▸ What is required:
Transcribe all of the records word for word, please, omitting the pictures.

(Source records)
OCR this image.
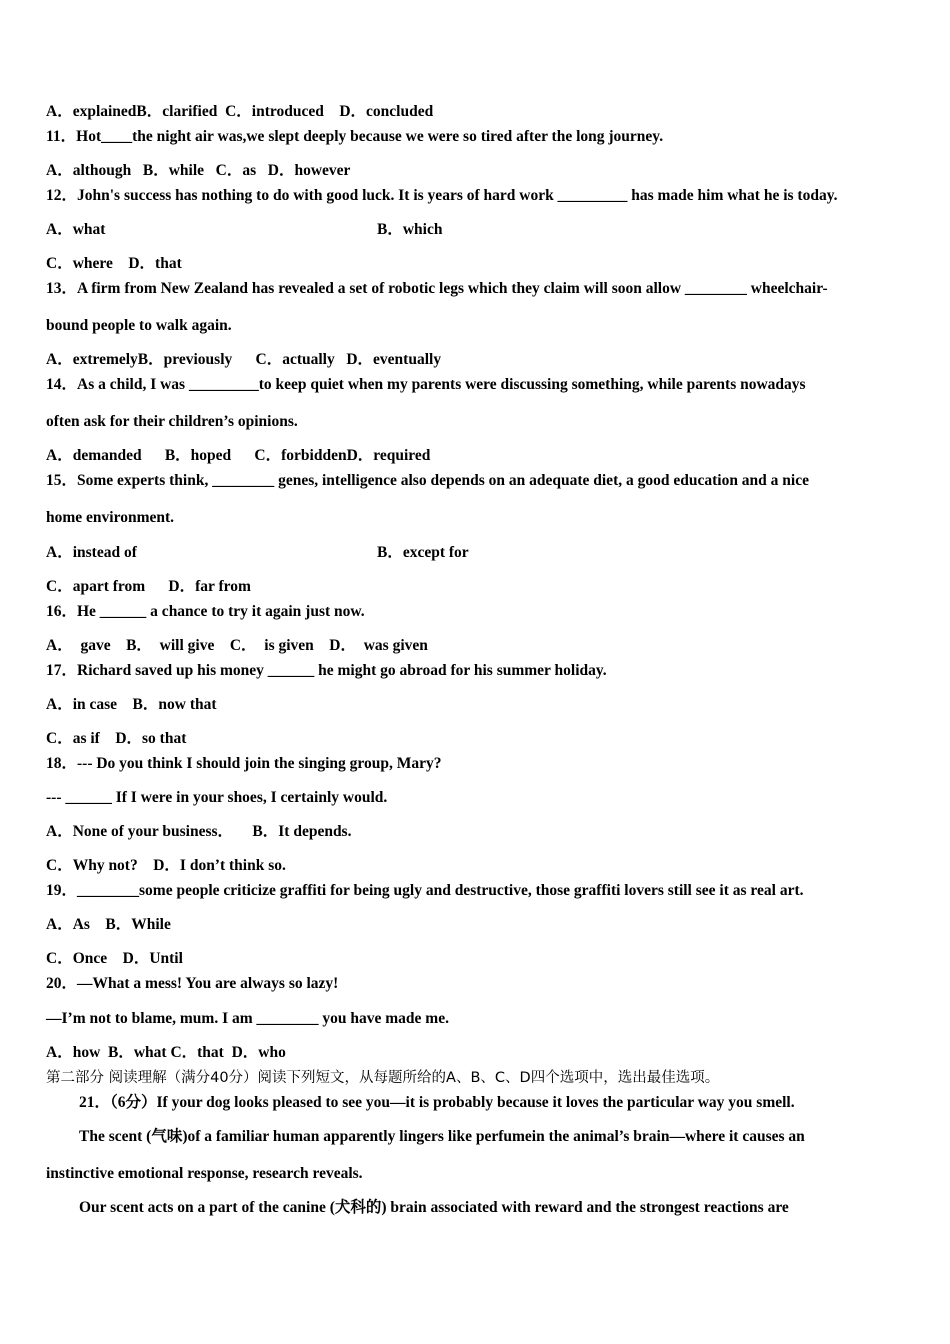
A．explainedB．clarified  C．introduced    D．concluded
11．Hot____the night air was,we slept deeply because we were so tired after the long journey.
A．although   B．while   C．as   D．however
12．John's success has nothing to do with good luck. It is years of hard work _________ has made him what he is today.
A．what	B．which
C．where    D．that
13．A firm from New Zealand has revealed a set of robotic legs which they claim will soon allow ________ wheelchair-
bound people to walk again.
A．extremelyB．previously      C．actually   D．eventually
14．As a child, I was _________to keep quiet when my parents were discussing something, while parents nowadays
often ask for their children’s opinions.
A．demanded      B．hoped      C．forbiddenD．required
15．Some experts think, ________ genes, intelligence also depends on an adequate diet, a good education and a nice
home environment.
A．instead of	B．except for
C．apart from      D．far from
16．He ______ a chance to try it again just now.
A．  gave    B．  will give    C．  is given    D．  was given
17．Richard saved up his money ______ he might go abroad for his summer holiday.
A．in case    B．now that
C．as if    D．so that
18．--- Do you think I should join the singing group, Mary?
--- ______ If I were in your shoes, I certainly would.
A．None of your business．     B．It depends.
C．Why not?    D．I don’t think so.
19．________some people criticize graffiti for being ugly and destructive, those graffiti lovers still see it as real art.
A．As    B．While
C．Once    D．Until
20．—What a mess! You are always so lazy!
—I’m not to blame, mum. I am ________ you have made me.
A．how  B．what C．that  D．who
第二部分 阅读理解（满分40分）阅读下列短文，从每题所给的A、B、C、D四个选项中，选出最佳选项。
21．（6分）If your dog looks pleased to see you—it is probably because it loves the particular way you smell.
The scent (气味)of a familiar human apparently lingers like perfumein the animal’s brain—where it causes an
instinctive emotional response, research reveals.
Our scent acts on a part of the canine (犬科的) brain associated with reward and the strongest reactions are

▸ Solution to this exercise:
OCR this image.
A．explainedB．clarified  C．introduced    D．concluded
11．Hot____the night air was,we slept deeply because we were so tired after the long journey.
A．although   B．while   C．as   D．however
12．John's success has nothing to do with good luck. It is years of hard work _________ has made him what he is today.
A．what	B．which
C．where    D．that
13．A firm from New Zealand has revealed a set of robotic legs which they claim will soon allow ________ wheelchair-
bound people to walk again.
A．extremelyB．previously      C．actually   D．eventually
14．As a child, I was _________to keep quiet when my parents were discussing something, while parents nowadays
often ask for their children’s opinions.
A．demanded      B．hoped      C．forbiddenD．required
15．Some experts think, ________ genes, intelligence also depends on an adequate diet, a good education and a nice
home environment.
A．instead of	B．except for
C．apart from      D．far from
16．He ______ a chance to try it again just now.
A．  gave    B．  will give    C．  is given    D．  was given
17．Richard saved up his money ______ he might go abroad for his summer holiday.
A．in case    B．now that
C．as if    D．so that
18．--- Do you think I should join the singing group, Mary?
--- ______ If I were in your shoes, I certainly would.
A．None of your business．     B．It depends.
C．Why not?    D．I don’t think so.
19．________some people criticize graffiti for being ugly and destructive, those graffiti lovers still see it as real art.
A．As    B．While
C．Once    D．Until
20．—What a mess! You are always so lazy!
—I’m not to blame, mum. I am ________ you have made me.
A．how  B．what C．that  D．who
第二部分 阅读理解（满分40分）阅读下列短文，从每题所给的A、B、C、D四个选项中，选出最佳选项。
21．（6分）If your dog looks pleased to see you—it is probably because it loves the particular way you smell.
The scent (气味)of a familiar human apparently lingers like perfumein the animal’s brain—where it causes an
instinctive emotional response, research reveals.
Our scent acts on a part of the canine (犬科的) brain associated with reward and the strongest reactions are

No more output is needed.